• _WORK INSTRUCTIONS_
Copy out each line of the data that holds the word "обслуживанию".

• _Dataset records_
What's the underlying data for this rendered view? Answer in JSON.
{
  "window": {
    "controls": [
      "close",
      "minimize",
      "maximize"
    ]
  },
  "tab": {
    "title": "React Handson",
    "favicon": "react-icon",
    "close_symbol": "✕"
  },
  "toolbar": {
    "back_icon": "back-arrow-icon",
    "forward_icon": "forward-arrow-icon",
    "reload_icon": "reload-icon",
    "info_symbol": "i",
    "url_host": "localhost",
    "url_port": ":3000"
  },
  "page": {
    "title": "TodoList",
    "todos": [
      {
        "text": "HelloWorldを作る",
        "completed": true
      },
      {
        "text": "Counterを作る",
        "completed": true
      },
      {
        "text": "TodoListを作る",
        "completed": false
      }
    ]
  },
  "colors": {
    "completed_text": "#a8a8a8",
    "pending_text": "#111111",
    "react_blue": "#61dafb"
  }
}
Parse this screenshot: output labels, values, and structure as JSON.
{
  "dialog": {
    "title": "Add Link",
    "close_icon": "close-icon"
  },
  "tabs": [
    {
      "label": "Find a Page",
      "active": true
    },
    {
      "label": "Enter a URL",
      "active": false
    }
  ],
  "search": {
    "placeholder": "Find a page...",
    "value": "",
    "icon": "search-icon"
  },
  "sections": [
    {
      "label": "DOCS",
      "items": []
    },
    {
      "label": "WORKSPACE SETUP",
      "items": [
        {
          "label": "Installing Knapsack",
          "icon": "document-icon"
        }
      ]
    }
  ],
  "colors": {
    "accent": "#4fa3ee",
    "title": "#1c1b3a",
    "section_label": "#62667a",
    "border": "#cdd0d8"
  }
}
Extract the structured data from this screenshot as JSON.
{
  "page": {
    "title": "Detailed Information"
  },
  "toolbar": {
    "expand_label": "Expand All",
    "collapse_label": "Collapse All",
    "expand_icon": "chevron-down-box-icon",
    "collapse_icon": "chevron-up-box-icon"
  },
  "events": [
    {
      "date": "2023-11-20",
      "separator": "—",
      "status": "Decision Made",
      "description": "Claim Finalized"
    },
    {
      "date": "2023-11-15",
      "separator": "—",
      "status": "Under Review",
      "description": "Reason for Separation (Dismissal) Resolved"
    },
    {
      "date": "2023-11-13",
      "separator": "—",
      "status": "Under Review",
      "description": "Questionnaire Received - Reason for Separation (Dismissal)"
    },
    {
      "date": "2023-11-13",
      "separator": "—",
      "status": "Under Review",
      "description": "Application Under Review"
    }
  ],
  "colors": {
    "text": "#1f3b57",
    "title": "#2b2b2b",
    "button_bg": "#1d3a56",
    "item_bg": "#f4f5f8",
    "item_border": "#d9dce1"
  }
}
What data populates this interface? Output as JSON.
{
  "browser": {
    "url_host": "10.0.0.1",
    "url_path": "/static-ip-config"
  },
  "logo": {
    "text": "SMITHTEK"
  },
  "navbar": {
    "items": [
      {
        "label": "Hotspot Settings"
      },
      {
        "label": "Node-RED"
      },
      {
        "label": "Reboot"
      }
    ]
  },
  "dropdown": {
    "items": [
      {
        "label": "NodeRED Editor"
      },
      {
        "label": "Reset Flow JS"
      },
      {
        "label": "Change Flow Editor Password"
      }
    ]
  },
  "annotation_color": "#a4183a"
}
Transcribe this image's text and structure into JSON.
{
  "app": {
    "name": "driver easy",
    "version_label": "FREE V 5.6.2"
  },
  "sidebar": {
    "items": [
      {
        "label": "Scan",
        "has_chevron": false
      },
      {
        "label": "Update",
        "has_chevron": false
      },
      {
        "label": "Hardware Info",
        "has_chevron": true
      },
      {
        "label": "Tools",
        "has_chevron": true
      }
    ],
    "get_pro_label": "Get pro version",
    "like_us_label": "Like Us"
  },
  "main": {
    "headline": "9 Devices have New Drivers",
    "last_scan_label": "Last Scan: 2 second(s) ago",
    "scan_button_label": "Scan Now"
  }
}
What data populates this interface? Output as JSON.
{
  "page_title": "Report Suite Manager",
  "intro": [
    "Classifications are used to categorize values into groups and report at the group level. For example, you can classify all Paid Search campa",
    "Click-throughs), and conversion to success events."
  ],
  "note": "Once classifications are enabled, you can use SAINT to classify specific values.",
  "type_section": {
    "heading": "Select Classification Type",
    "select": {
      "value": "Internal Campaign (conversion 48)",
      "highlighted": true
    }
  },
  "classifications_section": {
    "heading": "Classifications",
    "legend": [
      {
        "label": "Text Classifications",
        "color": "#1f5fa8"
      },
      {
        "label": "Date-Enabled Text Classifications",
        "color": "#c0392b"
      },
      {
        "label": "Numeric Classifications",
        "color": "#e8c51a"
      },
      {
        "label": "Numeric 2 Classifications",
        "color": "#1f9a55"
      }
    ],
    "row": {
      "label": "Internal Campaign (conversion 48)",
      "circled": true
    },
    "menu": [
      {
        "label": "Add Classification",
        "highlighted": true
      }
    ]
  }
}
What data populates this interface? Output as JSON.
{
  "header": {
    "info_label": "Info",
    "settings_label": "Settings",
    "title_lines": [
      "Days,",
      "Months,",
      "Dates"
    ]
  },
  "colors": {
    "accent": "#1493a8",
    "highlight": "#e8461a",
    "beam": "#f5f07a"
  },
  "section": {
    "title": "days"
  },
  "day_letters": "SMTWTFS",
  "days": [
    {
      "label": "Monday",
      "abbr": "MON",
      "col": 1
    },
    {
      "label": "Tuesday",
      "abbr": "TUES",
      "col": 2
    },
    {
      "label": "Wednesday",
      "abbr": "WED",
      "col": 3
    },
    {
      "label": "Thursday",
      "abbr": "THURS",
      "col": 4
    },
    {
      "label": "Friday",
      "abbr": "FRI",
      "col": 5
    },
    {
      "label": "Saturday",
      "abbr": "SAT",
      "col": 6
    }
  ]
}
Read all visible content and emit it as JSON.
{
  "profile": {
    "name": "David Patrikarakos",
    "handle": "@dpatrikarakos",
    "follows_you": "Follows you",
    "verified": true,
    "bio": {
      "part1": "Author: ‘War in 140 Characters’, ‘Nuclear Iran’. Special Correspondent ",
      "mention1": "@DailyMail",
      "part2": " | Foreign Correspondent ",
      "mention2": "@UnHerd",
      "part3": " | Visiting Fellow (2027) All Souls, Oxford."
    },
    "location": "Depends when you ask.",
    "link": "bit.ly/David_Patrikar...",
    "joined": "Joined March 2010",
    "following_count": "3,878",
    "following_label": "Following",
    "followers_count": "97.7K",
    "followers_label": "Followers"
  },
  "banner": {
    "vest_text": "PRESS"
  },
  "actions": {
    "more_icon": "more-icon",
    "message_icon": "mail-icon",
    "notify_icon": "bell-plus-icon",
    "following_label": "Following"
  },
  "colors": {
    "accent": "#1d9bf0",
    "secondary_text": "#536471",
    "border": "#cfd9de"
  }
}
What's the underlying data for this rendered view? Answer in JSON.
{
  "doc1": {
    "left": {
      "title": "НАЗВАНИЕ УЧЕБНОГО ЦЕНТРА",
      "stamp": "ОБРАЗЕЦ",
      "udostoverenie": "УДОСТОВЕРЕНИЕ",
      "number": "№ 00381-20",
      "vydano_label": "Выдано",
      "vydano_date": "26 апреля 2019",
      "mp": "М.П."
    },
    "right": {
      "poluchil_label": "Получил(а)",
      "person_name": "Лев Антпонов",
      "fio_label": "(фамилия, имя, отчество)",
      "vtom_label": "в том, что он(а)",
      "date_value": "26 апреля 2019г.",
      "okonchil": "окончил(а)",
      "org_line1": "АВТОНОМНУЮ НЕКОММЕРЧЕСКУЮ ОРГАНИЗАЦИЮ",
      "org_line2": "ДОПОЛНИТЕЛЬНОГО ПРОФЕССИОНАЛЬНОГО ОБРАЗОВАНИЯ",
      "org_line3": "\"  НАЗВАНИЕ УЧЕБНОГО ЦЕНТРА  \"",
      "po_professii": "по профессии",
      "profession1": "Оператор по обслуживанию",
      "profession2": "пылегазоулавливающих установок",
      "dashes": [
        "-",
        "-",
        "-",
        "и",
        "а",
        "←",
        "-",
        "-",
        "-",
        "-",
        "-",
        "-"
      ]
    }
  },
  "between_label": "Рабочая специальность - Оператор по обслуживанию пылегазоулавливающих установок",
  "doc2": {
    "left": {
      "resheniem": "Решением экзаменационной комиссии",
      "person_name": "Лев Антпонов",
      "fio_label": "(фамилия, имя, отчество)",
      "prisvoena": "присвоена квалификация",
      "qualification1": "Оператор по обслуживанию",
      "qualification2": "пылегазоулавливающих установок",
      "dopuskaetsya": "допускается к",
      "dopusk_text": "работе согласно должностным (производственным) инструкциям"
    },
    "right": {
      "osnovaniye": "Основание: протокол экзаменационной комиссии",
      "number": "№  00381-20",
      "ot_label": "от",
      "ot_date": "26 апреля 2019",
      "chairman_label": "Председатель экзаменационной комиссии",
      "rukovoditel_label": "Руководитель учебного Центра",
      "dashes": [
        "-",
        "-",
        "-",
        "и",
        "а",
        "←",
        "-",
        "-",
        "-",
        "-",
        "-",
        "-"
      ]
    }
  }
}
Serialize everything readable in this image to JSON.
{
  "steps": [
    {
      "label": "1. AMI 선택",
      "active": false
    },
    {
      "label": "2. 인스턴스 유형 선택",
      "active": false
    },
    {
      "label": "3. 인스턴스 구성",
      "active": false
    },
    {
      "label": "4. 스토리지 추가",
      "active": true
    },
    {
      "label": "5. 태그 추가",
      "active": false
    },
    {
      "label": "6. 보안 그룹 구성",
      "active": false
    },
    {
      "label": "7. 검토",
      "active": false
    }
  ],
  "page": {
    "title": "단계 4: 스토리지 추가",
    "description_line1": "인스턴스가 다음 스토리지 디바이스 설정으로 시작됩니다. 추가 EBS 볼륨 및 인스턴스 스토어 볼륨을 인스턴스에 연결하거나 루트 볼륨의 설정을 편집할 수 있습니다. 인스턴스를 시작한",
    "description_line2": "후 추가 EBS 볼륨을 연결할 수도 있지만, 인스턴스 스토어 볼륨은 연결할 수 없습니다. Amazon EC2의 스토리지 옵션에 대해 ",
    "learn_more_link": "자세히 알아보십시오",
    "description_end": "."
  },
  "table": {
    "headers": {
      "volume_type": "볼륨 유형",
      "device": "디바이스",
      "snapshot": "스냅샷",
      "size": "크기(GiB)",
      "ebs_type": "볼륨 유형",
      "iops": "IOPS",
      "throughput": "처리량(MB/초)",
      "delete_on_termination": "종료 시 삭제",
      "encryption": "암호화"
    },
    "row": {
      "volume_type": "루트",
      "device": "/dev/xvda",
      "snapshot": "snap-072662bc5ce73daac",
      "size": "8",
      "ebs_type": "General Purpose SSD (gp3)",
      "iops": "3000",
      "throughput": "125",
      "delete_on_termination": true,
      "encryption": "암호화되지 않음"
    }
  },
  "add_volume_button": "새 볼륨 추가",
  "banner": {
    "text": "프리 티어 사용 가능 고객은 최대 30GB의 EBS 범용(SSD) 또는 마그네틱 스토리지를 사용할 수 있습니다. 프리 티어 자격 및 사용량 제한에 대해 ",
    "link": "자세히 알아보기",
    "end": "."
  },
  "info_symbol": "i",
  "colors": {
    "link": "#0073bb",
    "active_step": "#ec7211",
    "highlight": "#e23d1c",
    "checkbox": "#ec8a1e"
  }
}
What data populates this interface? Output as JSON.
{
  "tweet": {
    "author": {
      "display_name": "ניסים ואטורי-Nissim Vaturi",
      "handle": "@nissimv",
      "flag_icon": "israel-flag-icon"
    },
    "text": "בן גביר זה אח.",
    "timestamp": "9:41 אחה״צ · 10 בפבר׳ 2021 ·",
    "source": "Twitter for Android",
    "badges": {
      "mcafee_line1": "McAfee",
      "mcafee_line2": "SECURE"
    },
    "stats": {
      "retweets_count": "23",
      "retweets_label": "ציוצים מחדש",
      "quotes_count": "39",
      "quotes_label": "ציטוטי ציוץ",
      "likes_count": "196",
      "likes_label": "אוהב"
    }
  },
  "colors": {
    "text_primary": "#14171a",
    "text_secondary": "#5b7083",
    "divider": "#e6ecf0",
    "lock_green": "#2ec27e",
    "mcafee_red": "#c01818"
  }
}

• _EXPECTED ANSWER_
      "profession1": "Оператор по обслуживанию",
  "between_label": "Рабочая специальность - Оператор по обслуживанию пылегазоулавливающих установок",
      "qualification1": "Оператор по обслуживанию",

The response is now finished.